Data records:
%%

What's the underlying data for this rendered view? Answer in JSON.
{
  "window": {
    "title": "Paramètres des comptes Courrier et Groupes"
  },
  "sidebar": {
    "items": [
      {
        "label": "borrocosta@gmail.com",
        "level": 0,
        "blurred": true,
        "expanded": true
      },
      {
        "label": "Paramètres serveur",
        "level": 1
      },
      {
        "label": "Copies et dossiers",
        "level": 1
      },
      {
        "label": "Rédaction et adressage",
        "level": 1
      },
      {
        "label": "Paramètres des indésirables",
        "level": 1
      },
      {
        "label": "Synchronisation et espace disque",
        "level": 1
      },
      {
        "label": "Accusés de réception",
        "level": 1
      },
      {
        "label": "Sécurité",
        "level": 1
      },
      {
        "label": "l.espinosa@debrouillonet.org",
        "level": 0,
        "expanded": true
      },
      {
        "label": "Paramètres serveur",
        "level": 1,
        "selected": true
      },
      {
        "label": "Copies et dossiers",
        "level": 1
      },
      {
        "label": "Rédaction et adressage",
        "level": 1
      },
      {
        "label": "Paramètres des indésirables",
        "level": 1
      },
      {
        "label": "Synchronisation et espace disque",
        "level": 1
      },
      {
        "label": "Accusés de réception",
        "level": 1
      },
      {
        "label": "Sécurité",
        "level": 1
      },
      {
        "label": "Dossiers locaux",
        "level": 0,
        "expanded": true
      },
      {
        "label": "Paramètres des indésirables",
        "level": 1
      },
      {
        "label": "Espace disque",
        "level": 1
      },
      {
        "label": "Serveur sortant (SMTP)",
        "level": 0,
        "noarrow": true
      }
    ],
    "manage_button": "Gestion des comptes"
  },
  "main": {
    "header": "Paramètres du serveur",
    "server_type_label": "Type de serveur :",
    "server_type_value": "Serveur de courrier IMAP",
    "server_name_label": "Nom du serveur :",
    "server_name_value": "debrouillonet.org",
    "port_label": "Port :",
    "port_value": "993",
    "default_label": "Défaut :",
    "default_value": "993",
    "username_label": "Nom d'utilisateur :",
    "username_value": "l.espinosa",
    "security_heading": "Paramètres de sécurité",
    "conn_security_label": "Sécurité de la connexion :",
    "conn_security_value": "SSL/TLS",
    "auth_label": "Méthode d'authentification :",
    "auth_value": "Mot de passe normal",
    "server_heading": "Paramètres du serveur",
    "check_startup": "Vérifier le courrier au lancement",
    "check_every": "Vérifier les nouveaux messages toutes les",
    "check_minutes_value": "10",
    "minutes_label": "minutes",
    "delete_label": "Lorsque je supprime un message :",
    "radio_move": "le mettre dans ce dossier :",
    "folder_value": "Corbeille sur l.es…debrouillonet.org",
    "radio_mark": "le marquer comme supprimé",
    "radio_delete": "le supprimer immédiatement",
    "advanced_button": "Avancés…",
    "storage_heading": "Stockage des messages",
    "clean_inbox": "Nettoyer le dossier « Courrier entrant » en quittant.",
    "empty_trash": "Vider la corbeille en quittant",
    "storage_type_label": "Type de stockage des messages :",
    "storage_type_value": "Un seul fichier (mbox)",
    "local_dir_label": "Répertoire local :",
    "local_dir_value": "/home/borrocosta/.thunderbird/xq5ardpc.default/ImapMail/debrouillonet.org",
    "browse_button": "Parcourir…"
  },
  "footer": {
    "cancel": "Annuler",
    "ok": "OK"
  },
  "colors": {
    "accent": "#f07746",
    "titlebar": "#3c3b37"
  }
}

%%

Your goal:
Identify which lines contain the word "quittant" and copy each one.

Task solution:
    "clean_inbox": "Nettoyer le dossier « Courrier entrant » en quittant.",
    "empty_trash": "Vider la corbeille en quittant",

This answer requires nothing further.